* _WHAT NEEDS TO BE DONE_: Repeat the whole listing below, word for word.

* _Saved entries_:
::::::::::

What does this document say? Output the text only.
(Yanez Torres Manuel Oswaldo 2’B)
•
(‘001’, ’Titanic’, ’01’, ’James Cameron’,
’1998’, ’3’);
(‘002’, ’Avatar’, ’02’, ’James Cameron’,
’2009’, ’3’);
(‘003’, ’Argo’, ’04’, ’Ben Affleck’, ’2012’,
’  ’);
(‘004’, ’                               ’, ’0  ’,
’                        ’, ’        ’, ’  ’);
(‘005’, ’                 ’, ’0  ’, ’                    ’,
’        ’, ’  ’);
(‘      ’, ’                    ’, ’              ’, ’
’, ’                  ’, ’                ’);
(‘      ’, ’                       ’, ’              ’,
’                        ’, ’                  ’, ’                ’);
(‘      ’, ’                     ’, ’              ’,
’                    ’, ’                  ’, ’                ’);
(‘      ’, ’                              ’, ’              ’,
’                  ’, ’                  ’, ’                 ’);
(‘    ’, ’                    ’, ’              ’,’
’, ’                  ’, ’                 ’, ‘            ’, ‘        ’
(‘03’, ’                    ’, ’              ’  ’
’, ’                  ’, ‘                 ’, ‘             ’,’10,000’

::::::::::

* _OUTPUT OF THE TASK_:
What does this document say? Output the text only.
(Yanez Torres Manuel Oswaldo 2’B)
•
(‘001’, ’Titanic’, ’01’, ’James Cameron’,
’1998’, ’3’);
(‘002’, ’Avatar’, ’02’, ’James Cameron’,
’2009’, ’3’);
(‘003’, ’Argo’, ’04’, ’Ben Affleck’, ’2012’,
’  ’);
(‘004’, ’                               ’, ’0  ’,
’                        ’, ’        ’, ’  ’);
(‘005’, ’                 ’, ’0  ’, ’                    ’,
’        ’, ’  ’);
(‘      ’, ’                    ’, ’              ’, ’
’, ’                  ’, ’                ’);
(‘      ’, ’                       ’, ’              ’,
’                        ’, ’                  ’, ’                ’);
(‘      ’, ’                     ’, ’              ’,
’                    ’, ’                  ’, ’                ’);
(‘      ’, ’                              ’, ’              ’,
’                  ’, ’                  ’, ’                 ’);
(‘    ’, ’                    ’, ’              ’,’
’, ’                  ’, ’                 ’, ‘            ’, ‘        ’
(‘03’, ’                    ’, ’              ’  ’
’, ’                  ’, ‘                 ’, ‘             ’,’10,000’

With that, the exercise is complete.